EXERCISE =
Within the listing below, locate all lines containing the word "more". Copy each one.

DATA FOR THIS EXERCISE =

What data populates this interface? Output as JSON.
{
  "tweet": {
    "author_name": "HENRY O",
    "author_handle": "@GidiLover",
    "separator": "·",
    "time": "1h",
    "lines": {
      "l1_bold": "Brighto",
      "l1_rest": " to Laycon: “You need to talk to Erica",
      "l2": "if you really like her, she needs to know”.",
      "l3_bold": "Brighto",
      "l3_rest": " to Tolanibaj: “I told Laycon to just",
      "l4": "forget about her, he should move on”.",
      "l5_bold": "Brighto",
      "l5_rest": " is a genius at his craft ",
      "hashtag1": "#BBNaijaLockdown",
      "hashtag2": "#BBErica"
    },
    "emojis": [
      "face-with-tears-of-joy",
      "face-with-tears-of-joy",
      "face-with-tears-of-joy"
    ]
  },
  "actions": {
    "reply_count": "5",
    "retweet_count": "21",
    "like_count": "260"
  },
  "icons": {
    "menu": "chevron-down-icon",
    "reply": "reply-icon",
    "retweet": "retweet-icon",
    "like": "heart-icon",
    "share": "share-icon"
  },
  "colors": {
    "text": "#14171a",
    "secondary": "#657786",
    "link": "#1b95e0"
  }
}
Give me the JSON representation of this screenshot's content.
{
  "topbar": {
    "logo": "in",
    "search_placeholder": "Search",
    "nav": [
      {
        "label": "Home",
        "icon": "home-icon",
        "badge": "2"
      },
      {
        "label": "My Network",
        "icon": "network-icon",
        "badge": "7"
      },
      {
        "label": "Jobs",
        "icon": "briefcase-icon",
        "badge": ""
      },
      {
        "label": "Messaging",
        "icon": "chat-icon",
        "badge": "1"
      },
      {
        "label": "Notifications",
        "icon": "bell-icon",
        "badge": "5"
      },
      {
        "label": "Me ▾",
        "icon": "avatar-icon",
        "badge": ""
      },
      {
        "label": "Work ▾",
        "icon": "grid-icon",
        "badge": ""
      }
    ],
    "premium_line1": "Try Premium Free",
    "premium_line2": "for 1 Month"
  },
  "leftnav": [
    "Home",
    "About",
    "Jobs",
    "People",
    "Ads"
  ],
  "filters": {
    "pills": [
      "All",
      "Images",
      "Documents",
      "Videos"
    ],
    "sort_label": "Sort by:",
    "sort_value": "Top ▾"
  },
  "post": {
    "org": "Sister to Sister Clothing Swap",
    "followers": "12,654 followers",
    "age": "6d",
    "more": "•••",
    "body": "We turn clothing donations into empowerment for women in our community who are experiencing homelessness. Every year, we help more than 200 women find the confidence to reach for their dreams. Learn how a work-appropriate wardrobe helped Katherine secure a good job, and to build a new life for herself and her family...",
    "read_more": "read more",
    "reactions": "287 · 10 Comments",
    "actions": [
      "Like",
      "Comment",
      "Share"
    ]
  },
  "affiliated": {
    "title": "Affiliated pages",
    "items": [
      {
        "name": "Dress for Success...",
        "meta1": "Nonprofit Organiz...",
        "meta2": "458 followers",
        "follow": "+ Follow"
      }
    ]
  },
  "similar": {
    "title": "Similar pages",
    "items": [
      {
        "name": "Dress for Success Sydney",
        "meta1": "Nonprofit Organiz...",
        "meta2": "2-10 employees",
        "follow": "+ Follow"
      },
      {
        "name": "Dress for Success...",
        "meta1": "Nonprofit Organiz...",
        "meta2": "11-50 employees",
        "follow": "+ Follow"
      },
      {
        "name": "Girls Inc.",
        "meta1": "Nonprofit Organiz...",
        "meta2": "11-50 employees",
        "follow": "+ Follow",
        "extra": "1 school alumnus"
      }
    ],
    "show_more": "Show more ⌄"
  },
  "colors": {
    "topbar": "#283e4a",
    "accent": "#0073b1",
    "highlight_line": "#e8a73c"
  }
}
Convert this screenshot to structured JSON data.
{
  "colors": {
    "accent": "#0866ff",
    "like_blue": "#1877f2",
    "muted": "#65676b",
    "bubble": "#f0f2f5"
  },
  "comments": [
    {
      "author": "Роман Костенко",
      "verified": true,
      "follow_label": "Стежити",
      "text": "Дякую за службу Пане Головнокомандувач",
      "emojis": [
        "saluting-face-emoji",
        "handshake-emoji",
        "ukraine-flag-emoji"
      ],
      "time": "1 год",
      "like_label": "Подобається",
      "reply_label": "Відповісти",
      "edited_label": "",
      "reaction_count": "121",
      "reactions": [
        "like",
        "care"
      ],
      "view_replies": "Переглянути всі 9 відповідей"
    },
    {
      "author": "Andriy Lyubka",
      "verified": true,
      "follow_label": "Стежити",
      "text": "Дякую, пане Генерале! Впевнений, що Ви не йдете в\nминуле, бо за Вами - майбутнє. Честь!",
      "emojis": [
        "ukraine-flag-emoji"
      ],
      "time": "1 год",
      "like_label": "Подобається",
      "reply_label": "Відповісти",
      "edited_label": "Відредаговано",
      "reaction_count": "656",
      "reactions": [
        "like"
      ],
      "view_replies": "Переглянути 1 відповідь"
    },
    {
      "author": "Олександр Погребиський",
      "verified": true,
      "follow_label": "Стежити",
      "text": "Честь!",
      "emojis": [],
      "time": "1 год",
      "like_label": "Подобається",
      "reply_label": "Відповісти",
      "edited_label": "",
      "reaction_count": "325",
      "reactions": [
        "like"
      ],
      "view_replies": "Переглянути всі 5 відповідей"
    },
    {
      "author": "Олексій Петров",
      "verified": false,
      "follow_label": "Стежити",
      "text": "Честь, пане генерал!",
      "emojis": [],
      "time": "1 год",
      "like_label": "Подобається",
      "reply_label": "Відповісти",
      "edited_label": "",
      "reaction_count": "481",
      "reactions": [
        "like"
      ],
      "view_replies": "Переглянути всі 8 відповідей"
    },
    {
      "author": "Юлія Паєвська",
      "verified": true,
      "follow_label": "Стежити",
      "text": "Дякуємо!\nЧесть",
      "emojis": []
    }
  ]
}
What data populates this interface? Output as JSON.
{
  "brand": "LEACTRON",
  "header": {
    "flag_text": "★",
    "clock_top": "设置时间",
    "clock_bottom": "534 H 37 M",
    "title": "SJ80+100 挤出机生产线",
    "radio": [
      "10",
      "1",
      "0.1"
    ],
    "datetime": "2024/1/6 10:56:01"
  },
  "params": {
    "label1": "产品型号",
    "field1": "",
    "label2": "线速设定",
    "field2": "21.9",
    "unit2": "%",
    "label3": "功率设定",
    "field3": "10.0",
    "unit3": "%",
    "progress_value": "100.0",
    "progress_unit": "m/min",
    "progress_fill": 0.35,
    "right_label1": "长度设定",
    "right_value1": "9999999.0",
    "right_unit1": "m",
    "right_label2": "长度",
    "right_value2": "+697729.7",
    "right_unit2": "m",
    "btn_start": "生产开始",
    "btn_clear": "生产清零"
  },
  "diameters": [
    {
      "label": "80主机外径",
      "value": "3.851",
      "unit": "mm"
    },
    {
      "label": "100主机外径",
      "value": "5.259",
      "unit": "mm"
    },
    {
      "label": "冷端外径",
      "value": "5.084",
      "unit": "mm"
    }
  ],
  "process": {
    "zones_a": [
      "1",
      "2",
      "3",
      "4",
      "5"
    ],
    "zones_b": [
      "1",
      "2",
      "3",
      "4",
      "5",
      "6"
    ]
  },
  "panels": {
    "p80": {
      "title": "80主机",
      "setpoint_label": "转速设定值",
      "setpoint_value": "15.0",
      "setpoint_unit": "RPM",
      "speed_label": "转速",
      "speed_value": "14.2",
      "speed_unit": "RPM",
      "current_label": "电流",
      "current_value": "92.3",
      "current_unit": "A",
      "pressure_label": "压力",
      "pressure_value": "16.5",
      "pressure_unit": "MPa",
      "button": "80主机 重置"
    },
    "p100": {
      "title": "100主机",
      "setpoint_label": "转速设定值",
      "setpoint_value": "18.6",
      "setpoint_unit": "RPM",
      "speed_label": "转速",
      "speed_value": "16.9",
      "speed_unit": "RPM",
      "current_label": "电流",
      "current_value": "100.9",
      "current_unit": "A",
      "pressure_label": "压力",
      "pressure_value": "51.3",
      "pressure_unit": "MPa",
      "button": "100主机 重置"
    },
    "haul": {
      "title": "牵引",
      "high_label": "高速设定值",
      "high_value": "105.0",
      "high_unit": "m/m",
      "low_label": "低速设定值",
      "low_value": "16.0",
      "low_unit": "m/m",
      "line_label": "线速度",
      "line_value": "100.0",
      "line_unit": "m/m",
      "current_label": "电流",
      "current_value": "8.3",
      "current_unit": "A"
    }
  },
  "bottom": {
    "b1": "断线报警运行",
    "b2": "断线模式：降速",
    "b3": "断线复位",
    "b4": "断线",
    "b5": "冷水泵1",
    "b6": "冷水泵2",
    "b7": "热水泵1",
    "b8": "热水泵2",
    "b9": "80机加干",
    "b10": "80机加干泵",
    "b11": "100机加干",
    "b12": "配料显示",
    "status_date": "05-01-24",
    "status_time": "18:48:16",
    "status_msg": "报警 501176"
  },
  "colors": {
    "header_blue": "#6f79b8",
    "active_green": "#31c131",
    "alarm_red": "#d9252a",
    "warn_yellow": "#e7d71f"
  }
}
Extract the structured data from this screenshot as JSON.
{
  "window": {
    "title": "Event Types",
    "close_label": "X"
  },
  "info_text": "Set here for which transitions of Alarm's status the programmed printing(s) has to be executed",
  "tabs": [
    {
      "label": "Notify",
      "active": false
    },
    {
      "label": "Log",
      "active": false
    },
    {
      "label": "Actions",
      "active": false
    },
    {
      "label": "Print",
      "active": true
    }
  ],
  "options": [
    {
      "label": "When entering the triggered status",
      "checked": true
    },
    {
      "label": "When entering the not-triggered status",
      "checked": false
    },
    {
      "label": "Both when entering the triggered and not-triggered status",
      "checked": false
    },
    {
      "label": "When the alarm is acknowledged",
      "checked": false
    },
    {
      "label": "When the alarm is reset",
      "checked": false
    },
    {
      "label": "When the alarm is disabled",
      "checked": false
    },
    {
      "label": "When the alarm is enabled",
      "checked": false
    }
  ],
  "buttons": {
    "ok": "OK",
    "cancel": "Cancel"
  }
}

RESPONSE TO THE EXERCISE =
    "more": "•••",
    "body": "We turn clothing donations into empowerment for women in our community who are experiencing homelessness. Every year, we help more than 200 women find the confidence to reach for their dreams. Learn how a work-appropriate wardrobe helped Katherine secure a good job, and to build a new life for herself and her family...",
    "read_more": "read more",
    "show_more": "Show more ⌄"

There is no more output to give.